*Problem to solve:* Read the records and gather each line that includes "chân".

Dataset entries:
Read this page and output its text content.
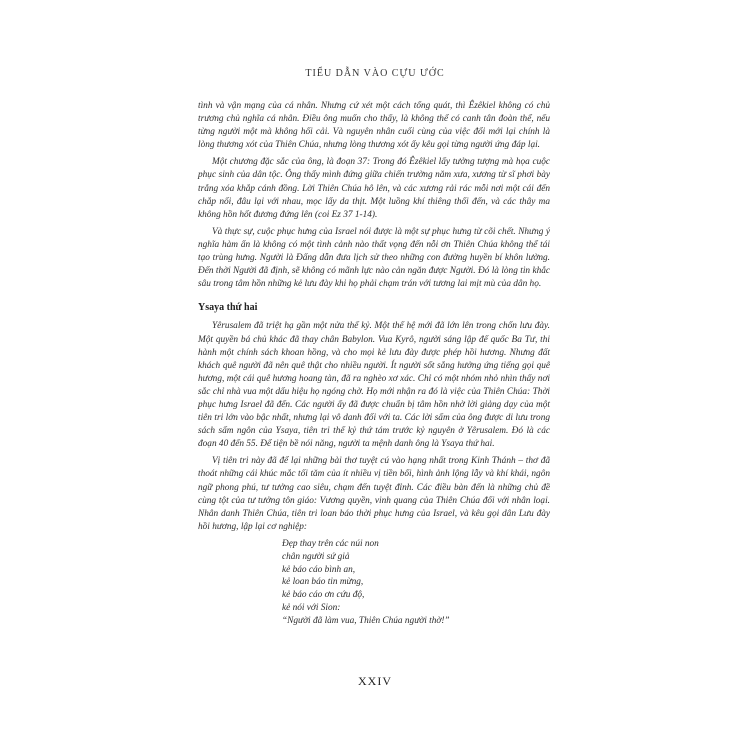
TIỂU DẪN VÀO CỰU ƯỚC

tình và vận mạng của cá nhân. Nhưng cứ xét một cách tổng quát, thì Êzêkiel không có chủ trương chủ nghĩa cá nhân. Điều ông muốn cho thấy, là không thể có canh tân đoàn thể, nếu từng người một mà không hối cải. Và nguyên nhân cuối cùng của việc đổi mới lại chính là lòng thương xót của Thiên Chúa, nhưng lòng thương xót ấy kêu gọi từng người ứng đáp lại.

Một chương đặc sắc của ông, là đoạn 37: Trong đó Êzêkiel lấy tưởng tượng mà họa cuộc phục sinh của dân tộc. Ông thấy mình đứng giữa chiến trường năm xưa, xương từ sĩ phơi bày trắng xóa khắp cánh đồng. Lời Thiên Chúa hô lên, và các xương rải rác mỗi nơi một cái đến chắp nối, đâu lại với nhau, mọc lấy da thịt. Một luồng khí thiêng thổi đến, và các thây ma không hồn hốt đương đứng lên (coi Ez 37 1-14).

Và thực sự, cuộc phục hưng của Israel nói được là một sự phục hưng từ cõi chết. Nhưng ý nghĩa hàm ẩn là không có một tình cảnh nào thất vọng đến nỗi ơn Thiên Chúa không thể tái tạo trùng hưng. Người là Đấng dẫn đưa lịch sử theo những con đường huyền bí khôn lường. Đến thời Người đã định, sẽ không có mãnh lực nào cản ngăn được Người. Đó là lòng tin khắc sâu trong tâm hồn những kẻ lưu đày khi họ phải chạm trán với tương lai mịt mù của dân họ.

Ysaya thứ hai

Yêrusalem đã triệt hạ gần một nửa thế kỷ. Một thế hệ mới đã lớn lên trong chốn lưu đày. Một quyền bá chủ khác đã thay chân Babylon. Vua Kyrô, người sáng lập đế quốc Ba Tư, thi hành một chính sách khoan hồng, và cho mọi kẻ lưu đày được phép hồi hương. Nhưng đất khách quê người đã nên quê thật cho nhiều người. Ít người sốt sắng hưởng ứng tiếng gọi quê hương, một cái quê hương hoang tàn, đã ra nghèo xơ xác. Chỉ có một nhóm nhỏ nhìn thấy nơi sắc chỉ nhà vua một dấu hiệu họ ngóng chờ. Họ mới nhận ra đó là việc của Thiên Chúa: Thời phục hưng Israel đã đến. Các người ấy đã được chuẩn bị tâm hồn nhờ lời giảng dạy của một tiên tri lớn vào bậc nhất, nhưng lại vô danh đối với ta. Các lời sấm của ông được di lưu trong sách sấm ngôn của Ysaya, tiên tri thế kỷ thứ tám trước kỷ nguyên ở Yêrusalem. Đó là các đoạn 40 đến 55. Để tiện bề nói năng, người ta mệnh danh ông là Ysaya thứ hai.

Vị tiên tri này đã để lại những bài thơ tuyệt cú vào hạng nhất trong Kinh Thánh – thơ đã thoát những cái khúc mắc tối tăm của ít nhiều vị tiền bối, hình ảnh lộng lẫy và khí khái, ngôn ngữ phong phú, tư tưởng cao siêu, chạm đến tuyệt đỉnh. Các điều bàn đến là những chủ đề cùng tột của tư tưởng tôn giáo: Vương quyền, vinh quang của Thiên Chúa đối với nhân loại. Nhân danh Thiên Chúa, tiên tri loan báo thời phục hưng của Israel, và kêu gọi dân Lưu đày hồi hương, lập lại cơ nghiệp:

Đẹp thay trên các núi non
chân người sứ giả
kẻ báo cáo bình an,
kẻ loan báo tin mừng,
kẻ báo cáo ơn cứu độ,
kẻ nói với Sion:
“Người đã làm vua, Thiên Chúa người thờ!”
XXIV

*Written solution:*
Yêrusalem đã triệt hạ gần một nửa thế kỷ. Một thế hệ mới đã lớn lên trong chốn lưu đày. Một quyền bá chủ khác đã thay chân Babylon. Vua Kyrô, người sáng lập đế quốc Ba Tư, thi hành một chính sách khoan hồng, và cho mọi kẻ lưu đày được phép hồi hương. Nhưng đất khách quê người đã nên quê thật cho nhiều người. Ít người sốt sắng hưởng ứng tiếng gọi quê hương, một cái quê hương hoang tàn, đã ra nghèo xơ xác. Chỉ có một nhóm nhỏ nhìn thấy nơi sắc chỉ nhà vua một dấu hiệu họ ngóng chờ. Họ mới nhận ra đó là việc của Thiên Chúa: Thời phục hưng Israel đã đến. Các người ấy đã được chuẩn bị tâm hồn nhờ lời giảng dạy của một tiên tri lớn vào bậc nhất, nhưng lại vô danh đối với ta. Các lời sấm của ông được di lưu trong sách sấm ngôn của Ysaya, tiên tri thế kỷ thứ tám trước kỷ nguyên ở Yêrusalem. Đó là các đoạn 40 đến 55. Để tiện bề nói năng, người ta mệnh danh ông là Ysaya thứ hai.
chân người sứ giả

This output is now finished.